===== DATA SHOWN

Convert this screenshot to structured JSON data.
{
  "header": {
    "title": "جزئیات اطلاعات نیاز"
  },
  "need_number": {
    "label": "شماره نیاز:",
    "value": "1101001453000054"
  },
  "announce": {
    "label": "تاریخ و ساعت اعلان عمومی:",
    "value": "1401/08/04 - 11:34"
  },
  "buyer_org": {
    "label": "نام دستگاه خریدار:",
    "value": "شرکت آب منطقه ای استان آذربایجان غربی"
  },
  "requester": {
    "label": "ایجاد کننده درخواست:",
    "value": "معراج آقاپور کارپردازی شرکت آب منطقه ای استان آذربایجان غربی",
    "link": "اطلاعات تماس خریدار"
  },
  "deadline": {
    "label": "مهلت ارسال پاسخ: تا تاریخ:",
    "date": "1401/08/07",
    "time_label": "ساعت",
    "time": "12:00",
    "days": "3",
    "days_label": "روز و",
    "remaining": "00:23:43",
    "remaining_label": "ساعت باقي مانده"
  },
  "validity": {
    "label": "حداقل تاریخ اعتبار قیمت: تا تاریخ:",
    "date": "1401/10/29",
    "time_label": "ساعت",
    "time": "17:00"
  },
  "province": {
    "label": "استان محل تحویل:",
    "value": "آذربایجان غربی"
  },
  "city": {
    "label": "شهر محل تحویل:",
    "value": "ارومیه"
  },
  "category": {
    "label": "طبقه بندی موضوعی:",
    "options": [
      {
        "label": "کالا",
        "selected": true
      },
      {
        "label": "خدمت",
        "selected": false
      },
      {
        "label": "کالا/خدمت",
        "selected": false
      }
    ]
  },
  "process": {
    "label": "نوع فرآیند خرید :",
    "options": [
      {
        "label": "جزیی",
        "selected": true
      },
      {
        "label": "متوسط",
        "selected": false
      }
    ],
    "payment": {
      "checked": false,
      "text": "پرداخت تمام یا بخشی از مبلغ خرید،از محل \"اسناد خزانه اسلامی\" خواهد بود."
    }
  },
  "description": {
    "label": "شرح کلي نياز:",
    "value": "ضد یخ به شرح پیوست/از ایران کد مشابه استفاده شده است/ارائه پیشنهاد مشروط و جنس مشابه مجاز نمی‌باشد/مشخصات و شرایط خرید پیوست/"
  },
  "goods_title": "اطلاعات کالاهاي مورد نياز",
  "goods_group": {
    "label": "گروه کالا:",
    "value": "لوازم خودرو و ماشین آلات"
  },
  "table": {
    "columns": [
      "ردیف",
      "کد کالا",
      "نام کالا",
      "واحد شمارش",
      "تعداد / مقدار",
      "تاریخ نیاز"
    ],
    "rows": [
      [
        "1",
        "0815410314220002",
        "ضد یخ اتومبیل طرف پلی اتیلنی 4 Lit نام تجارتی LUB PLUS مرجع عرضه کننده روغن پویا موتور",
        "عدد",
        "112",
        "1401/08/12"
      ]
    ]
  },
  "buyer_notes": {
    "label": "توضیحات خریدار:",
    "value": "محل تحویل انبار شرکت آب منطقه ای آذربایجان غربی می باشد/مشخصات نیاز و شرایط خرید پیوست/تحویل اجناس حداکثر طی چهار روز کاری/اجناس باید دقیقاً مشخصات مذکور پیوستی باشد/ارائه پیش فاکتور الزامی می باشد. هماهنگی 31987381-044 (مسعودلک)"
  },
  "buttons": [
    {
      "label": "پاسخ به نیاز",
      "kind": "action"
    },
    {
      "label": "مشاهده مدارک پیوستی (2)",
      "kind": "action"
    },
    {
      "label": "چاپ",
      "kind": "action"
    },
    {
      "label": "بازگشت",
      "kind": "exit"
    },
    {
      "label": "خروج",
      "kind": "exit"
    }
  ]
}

==========

* **OBJECTIVE**:
Reproduce every record, matching each line exactly.

* **COMPLETED EXERCISE**:
Convert this screenshot to structured JSON data.
{
  "header": {
    "title": "جزئیات اطلاعات نیاز"
  },
  "need_number": {
    "label": "شماره نیاز:",
    "value": "1101001453000054"
  },
  "announce": {
    "label": "تاریخ و ساعت اعلان عمومی:",
    "value": "1401/08/04 - 11:34"
  },
  "buyer_org": {
    "label": "نام دستگاه خریدار:",
    "value": "شرکت آب منطقه ای استان آذربایجان غربی"
  },
  "requester": {
    "label": "ایجاد کننده درخواست:",
    "value": "معراج آقاپور کارپردازی شرکت آب منطقه ای استان آذربایجان غربی",
    "link": "اطلاعات تماس خریدار"
  },
  "deadline": {
    "label": "مهلت ارسال پاسخ: تا تاریخ:",
    "date": "1401/08/07",
    "time_label": "ساعت",
    "time": "12:00",
    "days": "3",
    "days_label": "روز و",
    "remaining": "00:23:43",
    "remaining_label": "ساعت باقي مانده"
  },
  "validity": {
    "label": "حداقل تاریخ اعتبار قیمت: تا تاریخ:",
    "date": "1401/10/29",
    "time_label": "ساعت",
    "time": "17:00"
  },
  "province": {
    "label": "استان محل تحویل:",
    "value": "آذربایجان غربی"
  },
  "city": {
    "label": "شهر محل تحویل:",
    "value": "ارومیه"
  },
  "category": {
    "label": "طبقه بندی موضوعی:",
    "options": [
      {
        "label": "کالا",
        "selected": true
      },
      {
        "label": "خدمت",
        "selected": false
      },
      {
        "label": "کالا/خدمت",
        "selected": false
      }
    ]
  },
  "process": {
    "label": "نوع فرآیند خرید :",
    "options": [
      {
        "label": "جزیی",
        "selected": true
      },
      {
        "label": "متوسط",
        "selected": false
      }
    ],
    "payment": {
      "checked": false,
      "text": "پرداخت تمام یا بخشی از مبلغ خرید،از محل \"اسناد خزانه اسلامی\" خواهد بود."
    }
  },
  "description": {
    "label": "شرح کلي نياز:",
    "value": "ضد یخ به شرح پیوست/از ایران کد مشابه استفاده شده است/ارائه پیشنهاد مشروط و جنس مشابه مجاز نمی‌باشد/مشخصات و شرایط خرید پیوست/"
  },
  "goods_title": "اطلاعات کالاهاي مورد نياز",
  "goods_group": {
    "label": "گروه کالا:",
    "value": "لوازم خودرو و ماشین آلات"
  },
  "table": {
    "columns": [
      "ردیف",
      "کد کالا",
      "نام کالا",
      "واحد شمارش",
      "تعداد / مقدار",
      "تاریخ نیاز"
    ],
    "rows": [
      [
        "1",
        "0815410314220002",
        "ضد یخ اتومبیل طرف پلی اتیلنی 4 Lit نام تجارتی LUB PLUS مرجع عرضه کننده روغن پویا موتور",
        "عدد",
        "112",
        "1401/08/12"
      ]
    ]
  },
  "buyer_notes": {
    "label": "توضیحات خریدار:",
    "value": "محل تحویل انبار شرکت آب منطقه ای آذربایجان غربی می باشد/مشخصات نیاز و شرایط خرید پیوست/تحویل اجناس حداکثر طی چهار روز کاری/اجناس باید دقیقاً مشخصات مذکور پیوستی باشد/ارائه پیش فاکتور الزامی می باشد. هماهنگی 31987381-044 (مسعودلک)"
  },
  "buttons": [
    {
      "label": "پاسخ به نیاز",
      "kind": "action"
    },
    {
      "label": "مشاهده مدارک پیوستی (2)",
      "kind": "action"
    },
    {
      "label": "چاپ",
      "kind": "action"
    },
    {
      "label": "بازگشت",
      "kind": "exit"
    },
    {
      "label": "خروج",
      "kind": "exit"
    }
  ]
}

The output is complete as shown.